» **Aim**
Gather all lines in the records below that include the word "года".

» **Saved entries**

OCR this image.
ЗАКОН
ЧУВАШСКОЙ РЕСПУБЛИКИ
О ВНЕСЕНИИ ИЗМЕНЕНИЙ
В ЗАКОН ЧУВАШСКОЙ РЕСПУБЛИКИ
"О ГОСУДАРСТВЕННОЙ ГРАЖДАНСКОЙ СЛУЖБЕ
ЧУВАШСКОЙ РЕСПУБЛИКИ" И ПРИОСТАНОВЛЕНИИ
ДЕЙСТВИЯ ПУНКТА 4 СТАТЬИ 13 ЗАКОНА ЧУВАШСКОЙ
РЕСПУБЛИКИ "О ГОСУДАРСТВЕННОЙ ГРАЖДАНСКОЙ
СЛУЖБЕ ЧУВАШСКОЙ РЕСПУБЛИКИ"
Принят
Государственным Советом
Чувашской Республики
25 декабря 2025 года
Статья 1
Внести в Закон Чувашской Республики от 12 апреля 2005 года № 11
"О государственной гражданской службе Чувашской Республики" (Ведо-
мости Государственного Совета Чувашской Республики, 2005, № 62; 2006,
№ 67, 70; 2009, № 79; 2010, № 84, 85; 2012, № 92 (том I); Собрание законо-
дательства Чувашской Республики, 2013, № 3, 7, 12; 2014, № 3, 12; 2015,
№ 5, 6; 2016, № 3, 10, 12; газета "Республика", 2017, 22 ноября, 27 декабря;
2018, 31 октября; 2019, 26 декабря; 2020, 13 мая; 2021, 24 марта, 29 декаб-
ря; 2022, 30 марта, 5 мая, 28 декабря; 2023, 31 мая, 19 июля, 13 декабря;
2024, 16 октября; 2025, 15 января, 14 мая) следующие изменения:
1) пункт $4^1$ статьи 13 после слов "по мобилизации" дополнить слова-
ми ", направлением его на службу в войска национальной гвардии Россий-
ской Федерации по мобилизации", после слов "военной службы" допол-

» **Result for this task**
25 декабря 2025 года
Внести в Закон Чувашской Республики от 12 апреля 2005 года № 11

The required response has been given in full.